» **Source document**:
#####

Both mature KIR+ and immature KIR− NK cells control pediatric acute B-cell precursor leukemia in NOD.Cg-Prkdcscid IL2rgtmWjl/Sz mice

Therapeutic natural killer (NK)-cell–mediated alloreactivity toward acute myeloid leukemia has largely been attributed to mismatches between killer immunoglobulin-like receptors (KIRs) on NK cells and their ligands, HLA class I molecules, on target cells. While adult acute B-cell precursor leukemia (BCP-ALL) appears to be resistant to NK-cell–mediated lysis, recent data indicate that pediatric BCP-ALL might yet be a target of NK cells. In this study, we demonstrate in a donor-patient–specific NOD.Cg-PrkdcscidIL2rgtmWjl/Sz (NSG) xenotransplantation model that NK cells mediate considerable alloreactivity toward pediatric BCP-ALL in vivo. Notably, both adoptively transferred mature KIR+ NK cells and immature KIR− NK cells arising early posttransplantation in humanized NSG mice exerted substantial antileukemic activity. Low-dose and long-term treatment of humanized NSG mice with the DNA-demethylating agent 5-aza-cytidine distinctly enhanced the antitumor response, interestingly without inducing common inhibitory KIR expression but rather by promoting the differentiation of various NK-cell precursor subsets. Collectively, these data indicate that the future design of innovative therapy protocols should consider further exploitation of NK-cell–mediated immune responses for poor prognosis pediatric BCP-ALL patients. •Both mature KIR+ and immature KIR− NK cells exert antileukemic activity toward pediatric BCP-ALL in vivo.•In vivo treatment with low-dose 5-aza-cytidine enhances immature and mature NK-cell counts and promotes antitumor response.

#####

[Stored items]
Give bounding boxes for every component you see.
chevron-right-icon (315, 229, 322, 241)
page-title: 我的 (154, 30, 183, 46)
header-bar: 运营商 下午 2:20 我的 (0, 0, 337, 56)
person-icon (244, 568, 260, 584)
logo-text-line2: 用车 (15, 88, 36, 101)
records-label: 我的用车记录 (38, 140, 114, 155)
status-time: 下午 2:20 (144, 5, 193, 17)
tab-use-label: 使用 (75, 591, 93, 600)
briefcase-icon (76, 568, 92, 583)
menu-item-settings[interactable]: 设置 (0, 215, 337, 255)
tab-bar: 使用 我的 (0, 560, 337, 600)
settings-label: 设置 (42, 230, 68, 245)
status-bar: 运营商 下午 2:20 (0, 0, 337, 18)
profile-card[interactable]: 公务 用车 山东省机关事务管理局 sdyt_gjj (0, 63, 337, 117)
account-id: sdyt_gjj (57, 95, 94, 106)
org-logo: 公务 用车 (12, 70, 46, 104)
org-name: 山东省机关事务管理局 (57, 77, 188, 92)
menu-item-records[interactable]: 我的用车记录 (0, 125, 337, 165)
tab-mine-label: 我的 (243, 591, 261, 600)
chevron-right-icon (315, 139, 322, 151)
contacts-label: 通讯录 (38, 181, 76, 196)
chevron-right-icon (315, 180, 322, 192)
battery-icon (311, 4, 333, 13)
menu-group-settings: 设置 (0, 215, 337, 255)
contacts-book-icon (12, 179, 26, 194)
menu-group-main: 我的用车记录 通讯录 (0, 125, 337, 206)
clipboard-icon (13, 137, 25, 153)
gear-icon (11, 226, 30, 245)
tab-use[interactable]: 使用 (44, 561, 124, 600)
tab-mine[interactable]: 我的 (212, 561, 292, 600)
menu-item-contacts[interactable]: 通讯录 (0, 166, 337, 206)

#####

» **Required action**:
Condense the paragraph of the leukemia abstract above that opens "Therapeutic natural killer (NK)-cell–mediated alloreactivity" into a bulleted list that keeps its main facts.

» **Expected answer**:
- Therapeutic NK-cell alloreactivity toward acute myeloid leukemia has mostly been attributed to mismatches between KIRs on NK cells and their ligands, HLA class I molecules, on target cells.
- Adult acute B-cell precursor leukemia (BCP-ALL) appears resistant to NK-cell lysis, but recent data suggest pediatric BCP-ALL may be an NK-cell target.
- In a donor-patient–specific NSG xenotransplantation model, NK cells showed considerable alloreactivity toward pediatric BCP-ALL in vivo.
- Both adoptively transferred mature KIR+ NK cells and immature KIR− NK cells arising early posttransplantation in humanized NSG mice had substantial antileukemic activity.
- Low-dose, long-term 5-aza-cytidine treatment enhanced the antitumor response and increased immature and mature NK-cell counts. It did this by promoting differentiation of NK-cell precursor subsets, not by inducing common inhibitory KIR expression.
- Future therapy protocols for poor-prognosis pediatric BCP-ALL patients should consider further exploiting NK-cell–mediated immune responses.